Accord européen sur la nouvelle directive CSRD (Corporate Sustainability Reporting Directive)

30/06/22

eAlerte ESG

Le 21 juin dernier, le Parlement européen, le Conseil européen et la Commission européenne ont trouvé un accord sur la nouvelle directive relative aux informations extra-financières qui doivent être fournies par les entreprises. Par le biais de ce nouveau texte sur le reporting extra-financier, les entreprises sont appelées à devenir des acteurs d’une politique sociale et environnementale responsable.

Le député européen Pascal Durand, qui a mené les négociations pour le Parlement sur la directive « Corporate Sustainability Reporting Directive » (dite CSRD) a indiqué que « désormais, il sera tout aussi important d'avoir un bilan irréprochable en matière de droits de l'homme que d'avoir un bilan (comptable) irréprochable ».

C’est dans ce contexte que la Commission européenne a publié le 21 avril 2021 une proposition de directive sur la publication d’informations en matière de durabilité. Cette directive CSRD est destinée à remplacer la directive 2014/95/UE sur les informations non financières dite « Non Financial Reporting Directive » (NFRD).

Cette proposition de directive vise à combler les lacunes des règles existantes en matière de d’informations extra-financières.

L’état du droit antérieur

La Directive Européenne sur le Reporting Non financier a été adoptée par le Parlement européen en 2014. Elaborée par la Commission européenne, elle vise à favoriser la transition vers une économie mondiale durable, tenant compte de la justice sociale et de la protection de l'environnement.

En application de cette directive, les sociétés concernées devaient présenter dans leur déclaration une description du modèle commercial de l'entreprise, leur politique sociale et environnementale, les principaux risques liés à ces domaines, ou encore des indicateurs de performance.

Cette directive s’appliquait aux entités d'intérêt public de plus de 500 salariés et laissait les Etats membres de l'Union européenne libres d'étendre son champ d'application à d'autres sociétés.

Le calendrier

Le projet actuel de directive prévoit une première application à compter du 1er janvier 2024 sur l’exercice 2023 (avec un délai supplémentaire de 3 ans pour les PME).

La proposition devrait être modifiée pour prévoir un report d’un an pour son entrée en application : la future directive serait ainsi applicable pour la première fois à compter du 1er janvier 2025 pour l’exercice 2024, avec un échelonnement possible selon les types d’entreprises.

L’application de la directive se fera en trois étapes :

  • dans un premier temps à partir du 1er janvier 2024, elle s’appliquera à toutes les entreprises déjà soumises à la directive sur les rapports non financiers,
  • puis dans un second temps, à partir du 1er janvier 2025 aux grandes entreprises qui ne sont pas actuellement soumises à la directive sur les rapports non financier,
  • enfin, à partir du 1er janvier 2026, aux PME cotées, les petits établissements de crédit non complexes et les entreprises d’assurances captives.

DONNÉES DE L'EXERCICE -
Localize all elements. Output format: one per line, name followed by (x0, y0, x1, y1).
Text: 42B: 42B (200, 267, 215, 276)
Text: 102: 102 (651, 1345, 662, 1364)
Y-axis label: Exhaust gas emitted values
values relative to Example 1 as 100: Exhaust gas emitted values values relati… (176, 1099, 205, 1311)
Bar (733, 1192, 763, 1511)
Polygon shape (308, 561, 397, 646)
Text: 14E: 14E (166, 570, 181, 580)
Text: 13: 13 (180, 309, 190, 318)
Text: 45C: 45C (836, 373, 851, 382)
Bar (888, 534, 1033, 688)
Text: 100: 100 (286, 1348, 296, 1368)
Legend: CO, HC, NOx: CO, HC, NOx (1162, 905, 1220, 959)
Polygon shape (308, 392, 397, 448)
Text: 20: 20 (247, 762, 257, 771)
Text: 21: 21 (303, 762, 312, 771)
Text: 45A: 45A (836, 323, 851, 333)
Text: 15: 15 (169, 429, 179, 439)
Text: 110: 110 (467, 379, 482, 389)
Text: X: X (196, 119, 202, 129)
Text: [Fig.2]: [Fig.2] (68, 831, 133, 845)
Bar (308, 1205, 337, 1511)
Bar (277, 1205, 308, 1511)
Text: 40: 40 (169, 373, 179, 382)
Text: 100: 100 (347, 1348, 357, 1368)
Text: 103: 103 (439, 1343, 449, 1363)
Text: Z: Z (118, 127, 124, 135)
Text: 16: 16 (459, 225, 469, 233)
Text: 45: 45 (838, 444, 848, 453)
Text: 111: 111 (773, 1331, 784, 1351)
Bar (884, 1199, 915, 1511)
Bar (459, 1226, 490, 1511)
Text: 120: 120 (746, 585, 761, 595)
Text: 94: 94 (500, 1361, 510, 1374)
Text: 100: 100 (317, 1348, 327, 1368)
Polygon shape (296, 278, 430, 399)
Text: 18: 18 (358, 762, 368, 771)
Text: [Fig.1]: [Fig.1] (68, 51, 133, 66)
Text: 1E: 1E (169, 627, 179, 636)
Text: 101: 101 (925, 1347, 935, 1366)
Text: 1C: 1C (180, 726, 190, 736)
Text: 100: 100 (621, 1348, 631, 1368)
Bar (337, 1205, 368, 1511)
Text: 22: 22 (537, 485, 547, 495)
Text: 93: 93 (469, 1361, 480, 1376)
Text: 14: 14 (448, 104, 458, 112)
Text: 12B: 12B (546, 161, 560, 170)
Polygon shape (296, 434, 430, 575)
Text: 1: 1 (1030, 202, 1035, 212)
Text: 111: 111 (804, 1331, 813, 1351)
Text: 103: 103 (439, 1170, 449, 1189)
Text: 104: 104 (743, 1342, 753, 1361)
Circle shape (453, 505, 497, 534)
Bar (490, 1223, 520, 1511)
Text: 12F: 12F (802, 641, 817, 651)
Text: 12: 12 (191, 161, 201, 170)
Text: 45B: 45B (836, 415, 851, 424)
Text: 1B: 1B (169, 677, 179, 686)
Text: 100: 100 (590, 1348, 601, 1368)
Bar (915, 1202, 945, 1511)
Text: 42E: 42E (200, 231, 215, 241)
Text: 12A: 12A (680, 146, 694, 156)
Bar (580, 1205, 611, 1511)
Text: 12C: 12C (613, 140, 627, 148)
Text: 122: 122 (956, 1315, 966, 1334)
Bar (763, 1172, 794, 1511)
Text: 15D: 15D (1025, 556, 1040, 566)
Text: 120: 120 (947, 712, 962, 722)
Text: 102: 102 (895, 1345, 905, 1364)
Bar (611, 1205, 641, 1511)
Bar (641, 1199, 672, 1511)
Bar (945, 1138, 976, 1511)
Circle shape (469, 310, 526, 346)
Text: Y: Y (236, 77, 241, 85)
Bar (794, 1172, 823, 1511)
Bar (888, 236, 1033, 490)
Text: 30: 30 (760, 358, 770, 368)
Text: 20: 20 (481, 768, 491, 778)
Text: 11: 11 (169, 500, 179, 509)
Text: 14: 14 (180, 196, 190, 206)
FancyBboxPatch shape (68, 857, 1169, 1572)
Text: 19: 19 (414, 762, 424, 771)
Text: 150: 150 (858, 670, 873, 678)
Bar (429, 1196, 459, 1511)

EXERCICES À FAIRE -
1. Répondez à ces questions d'après l'article sur la directive CSRD :
(a) Quel député européen a mené les négociations pour le Parlement sur cette directive ?
(b) À quelles entités d'intérêt public la directive de 2014 s'appliquait-elle ?
(c) À partir de quelle date la directive s'appliquera-t-elle aux PME cotées ?
2. Reproduisez sans aucun changement les lignes des enregistrements, depuis leur début jusqu'à la ligne qui contient "Polygon shape (308, 561, 397, 646)", celle-ci comprise.
Le texte et les enregistrements ont des origines différentes.

EXERCICES CORRIGÉS -
1.
(a) Pascal Durand.
(b) Aux entités d'intérêt public de plus de 500 salariés.
(c) À partir du 1er janvier 2026.

2.
Localize all elements. Output format: one per line, name followed by (x0, y0, x1, y1).
Text: 42B: 42B (200, 267, 215, 276)
Text: 102: 102 (651, 1345, 662, 1364)
Y-axis label: Exhaust gas emitted values
values relative to Example 1 as 100: Exhaust gas emitted values values relati… (176, 1099, 205, 1311)
Bar (733, 1192, 763, 1511)
Polygon shape (308, 561, 397, 646)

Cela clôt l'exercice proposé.